**Prompt:** Review the material line by line. Identify and copy every line that contains the string "может".

**Entries shown:**
::::

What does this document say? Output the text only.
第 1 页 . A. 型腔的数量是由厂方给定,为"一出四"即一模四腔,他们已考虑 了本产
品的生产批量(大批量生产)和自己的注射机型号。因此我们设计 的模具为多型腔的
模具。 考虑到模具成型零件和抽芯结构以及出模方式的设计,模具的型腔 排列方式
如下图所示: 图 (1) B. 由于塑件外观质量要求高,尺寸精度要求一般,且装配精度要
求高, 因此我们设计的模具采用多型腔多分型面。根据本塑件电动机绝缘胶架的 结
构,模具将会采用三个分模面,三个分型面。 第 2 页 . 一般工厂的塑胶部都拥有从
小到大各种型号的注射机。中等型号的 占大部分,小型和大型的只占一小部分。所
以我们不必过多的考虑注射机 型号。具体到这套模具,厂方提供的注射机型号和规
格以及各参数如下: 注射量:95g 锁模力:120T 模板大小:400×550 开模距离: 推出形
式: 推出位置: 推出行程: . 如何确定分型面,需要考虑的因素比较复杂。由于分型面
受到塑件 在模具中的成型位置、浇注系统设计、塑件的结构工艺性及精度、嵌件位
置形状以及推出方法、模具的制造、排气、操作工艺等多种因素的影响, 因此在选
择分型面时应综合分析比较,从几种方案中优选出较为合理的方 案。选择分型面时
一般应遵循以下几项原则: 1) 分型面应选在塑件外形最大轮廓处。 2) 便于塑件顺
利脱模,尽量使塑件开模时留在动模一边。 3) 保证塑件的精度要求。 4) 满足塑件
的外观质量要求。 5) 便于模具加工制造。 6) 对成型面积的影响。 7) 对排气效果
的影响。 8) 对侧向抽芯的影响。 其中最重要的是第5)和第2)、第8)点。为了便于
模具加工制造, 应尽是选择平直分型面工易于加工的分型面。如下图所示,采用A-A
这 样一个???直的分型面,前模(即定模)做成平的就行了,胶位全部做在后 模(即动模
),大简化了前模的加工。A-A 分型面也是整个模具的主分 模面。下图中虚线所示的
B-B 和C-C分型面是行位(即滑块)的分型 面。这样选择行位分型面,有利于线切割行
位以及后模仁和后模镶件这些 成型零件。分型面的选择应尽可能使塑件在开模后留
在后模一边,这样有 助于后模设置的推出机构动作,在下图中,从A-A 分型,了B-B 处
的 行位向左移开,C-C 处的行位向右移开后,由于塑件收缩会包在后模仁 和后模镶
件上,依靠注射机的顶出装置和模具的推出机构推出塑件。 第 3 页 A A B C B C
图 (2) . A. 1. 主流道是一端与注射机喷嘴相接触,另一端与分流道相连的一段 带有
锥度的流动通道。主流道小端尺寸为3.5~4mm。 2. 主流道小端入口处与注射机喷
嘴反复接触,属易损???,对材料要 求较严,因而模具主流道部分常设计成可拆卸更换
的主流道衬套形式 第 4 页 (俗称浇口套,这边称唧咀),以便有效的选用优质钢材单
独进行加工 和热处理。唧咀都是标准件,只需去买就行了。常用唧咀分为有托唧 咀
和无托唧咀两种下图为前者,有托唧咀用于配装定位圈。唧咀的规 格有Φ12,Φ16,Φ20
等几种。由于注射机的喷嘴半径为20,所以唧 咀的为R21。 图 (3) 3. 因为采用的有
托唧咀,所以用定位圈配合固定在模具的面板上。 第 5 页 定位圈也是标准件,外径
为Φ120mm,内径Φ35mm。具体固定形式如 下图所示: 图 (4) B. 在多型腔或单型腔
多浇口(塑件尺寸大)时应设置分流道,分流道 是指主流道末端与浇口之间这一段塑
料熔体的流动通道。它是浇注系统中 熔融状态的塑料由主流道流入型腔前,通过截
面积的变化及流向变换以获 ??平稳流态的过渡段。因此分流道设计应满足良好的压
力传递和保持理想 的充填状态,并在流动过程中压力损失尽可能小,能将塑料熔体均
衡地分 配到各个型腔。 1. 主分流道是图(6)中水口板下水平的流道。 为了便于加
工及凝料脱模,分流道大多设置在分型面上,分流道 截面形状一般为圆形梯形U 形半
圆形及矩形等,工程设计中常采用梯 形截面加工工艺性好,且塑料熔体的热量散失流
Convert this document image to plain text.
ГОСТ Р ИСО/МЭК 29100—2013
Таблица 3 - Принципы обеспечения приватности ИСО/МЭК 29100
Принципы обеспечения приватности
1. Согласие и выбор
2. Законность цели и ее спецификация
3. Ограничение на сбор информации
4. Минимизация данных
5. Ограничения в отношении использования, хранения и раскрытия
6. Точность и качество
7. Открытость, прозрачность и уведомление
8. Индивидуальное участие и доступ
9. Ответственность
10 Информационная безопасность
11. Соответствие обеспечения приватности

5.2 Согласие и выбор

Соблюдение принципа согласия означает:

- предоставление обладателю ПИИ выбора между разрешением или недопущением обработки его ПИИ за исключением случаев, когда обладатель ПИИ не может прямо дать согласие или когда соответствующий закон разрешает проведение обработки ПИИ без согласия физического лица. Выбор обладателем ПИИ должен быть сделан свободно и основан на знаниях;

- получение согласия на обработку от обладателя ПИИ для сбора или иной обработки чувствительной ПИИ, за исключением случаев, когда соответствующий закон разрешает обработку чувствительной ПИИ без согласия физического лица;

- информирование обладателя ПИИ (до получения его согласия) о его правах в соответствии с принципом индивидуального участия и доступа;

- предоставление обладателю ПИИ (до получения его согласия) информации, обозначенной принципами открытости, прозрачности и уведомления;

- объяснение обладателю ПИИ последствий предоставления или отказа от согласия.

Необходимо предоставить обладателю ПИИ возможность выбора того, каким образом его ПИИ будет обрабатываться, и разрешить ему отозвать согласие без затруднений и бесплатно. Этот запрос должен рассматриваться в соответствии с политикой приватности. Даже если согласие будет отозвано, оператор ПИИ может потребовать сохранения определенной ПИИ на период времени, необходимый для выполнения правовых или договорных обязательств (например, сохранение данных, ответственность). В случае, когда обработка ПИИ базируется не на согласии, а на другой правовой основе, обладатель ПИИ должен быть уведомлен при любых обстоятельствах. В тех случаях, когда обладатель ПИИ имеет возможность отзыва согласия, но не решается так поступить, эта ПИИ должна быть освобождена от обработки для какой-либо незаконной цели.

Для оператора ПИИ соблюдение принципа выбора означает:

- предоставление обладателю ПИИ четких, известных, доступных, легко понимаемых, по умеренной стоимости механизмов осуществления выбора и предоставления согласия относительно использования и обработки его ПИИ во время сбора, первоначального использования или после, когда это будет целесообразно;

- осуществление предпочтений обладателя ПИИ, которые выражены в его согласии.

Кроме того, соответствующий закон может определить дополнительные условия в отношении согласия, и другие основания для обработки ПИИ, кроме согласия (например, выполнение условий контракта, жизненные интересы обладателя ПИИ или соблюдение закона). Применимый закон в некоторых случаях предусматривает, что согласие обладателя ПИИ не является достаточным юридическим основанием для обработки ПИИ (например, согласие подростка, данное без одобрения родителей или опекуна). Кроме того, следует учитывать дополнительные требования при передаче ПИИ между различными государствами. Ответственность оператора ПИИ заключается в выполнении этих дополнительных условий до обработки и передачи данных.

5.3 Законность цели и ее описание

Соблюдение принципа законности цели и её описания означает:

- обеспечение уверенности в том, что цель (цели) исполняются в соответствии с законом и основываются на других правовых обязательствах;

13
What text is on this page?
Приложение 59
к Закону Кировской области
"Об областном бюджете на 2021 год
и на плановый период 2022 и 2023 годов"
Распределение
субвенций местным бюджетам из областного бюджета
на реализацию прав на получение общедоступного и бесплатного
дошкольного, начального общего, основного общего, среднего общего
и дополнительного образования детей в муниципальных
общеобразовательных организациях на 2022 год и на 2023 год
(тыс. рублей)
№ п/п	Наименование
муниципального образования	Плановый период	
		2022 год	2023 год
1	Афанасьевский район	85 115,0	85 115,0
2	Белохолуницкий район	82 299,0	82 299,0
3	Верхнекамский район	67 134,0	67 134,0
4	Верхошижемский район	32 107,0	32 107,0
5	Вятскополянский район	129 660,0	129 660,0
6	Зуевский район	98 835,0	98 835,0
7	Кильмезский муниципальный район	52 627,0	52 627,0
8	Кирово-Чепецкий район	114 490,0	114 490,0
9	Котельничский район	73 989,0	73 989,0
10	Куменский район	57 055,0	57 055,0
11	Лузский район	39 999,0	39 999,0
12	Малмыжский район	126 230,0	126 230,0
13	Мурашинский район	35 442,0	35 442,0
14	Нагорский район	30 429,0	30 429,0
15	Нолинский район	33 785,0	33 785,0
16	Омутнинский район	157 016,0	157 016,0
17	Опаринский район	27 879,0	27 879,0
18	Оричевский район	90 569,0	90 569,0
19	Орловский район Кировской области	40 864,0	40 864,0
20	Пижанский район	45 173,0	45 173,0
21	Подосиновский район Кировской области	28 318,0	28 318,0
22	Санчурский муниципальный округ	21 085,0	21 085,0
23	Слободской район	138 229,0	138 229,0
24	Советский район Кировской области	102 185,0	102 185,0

::::

**Reply:**
- предоставление обладателю ПИИ выбора между разрешением или недопущением обработки его ПИИ за исключением случаев, когда обладатель ПИИ не может прямо дать согласие или когда соответствующий закон разрешает проведение обработки ПИИ без согласия физического лица. Выбор обладателем ПИИ должен быть сделан свободно и основан на знаниях;
Необходимо предоставить обладателю ПИИ возможность выбора того, каким образом его ПИИ будет обрабатываться, и разрешить ему отозвать согласие без затруднений и бесплатно. Этот запрос должен рассматриваться в соответствии с политикой приватности. Даже если согласие будет отозвано, оператор ПИИ может потребовать сохранения определенной ПИИ на период времени, необходимый для выполнения правовых или договорных обязательств (например, сохранение данных, ответственность). В случае, когда обработка ПИИ базируется не на согласии, а на другой правовой основе, обладатель ПИИ должен быть уведомлен при любых обстоятельствах. В тех случаях, когда обладатель ПИИ имеет возможность отзыва согласия, но не решается так поступить, эта ПИИ должна быть освобождена от обработки для какой-либо незаконной цели.
Кроме того, соответствующий закон может определить дополнительные условия в отношении согласия, и другие основания для обработки ПИИ, кроме согласия (например, выполнение условий контракта, жизненные интересы обладателя ПИИ или соблюдение закона). Применимый закон в некоторых случаях предусматривает, что согласие обладателя ПИИ не является достаточным юридическим основанием для обработки ПИИ (например, согласие подростка, данное без одобрения родителей или опекуна). Кроме того, следует учитывать дополнительные требования при передаче ПИИ между различными государствами. Ответственность оператора ПИИ заключается в выполнении этих дополнительных условий до обработки и передачи данных.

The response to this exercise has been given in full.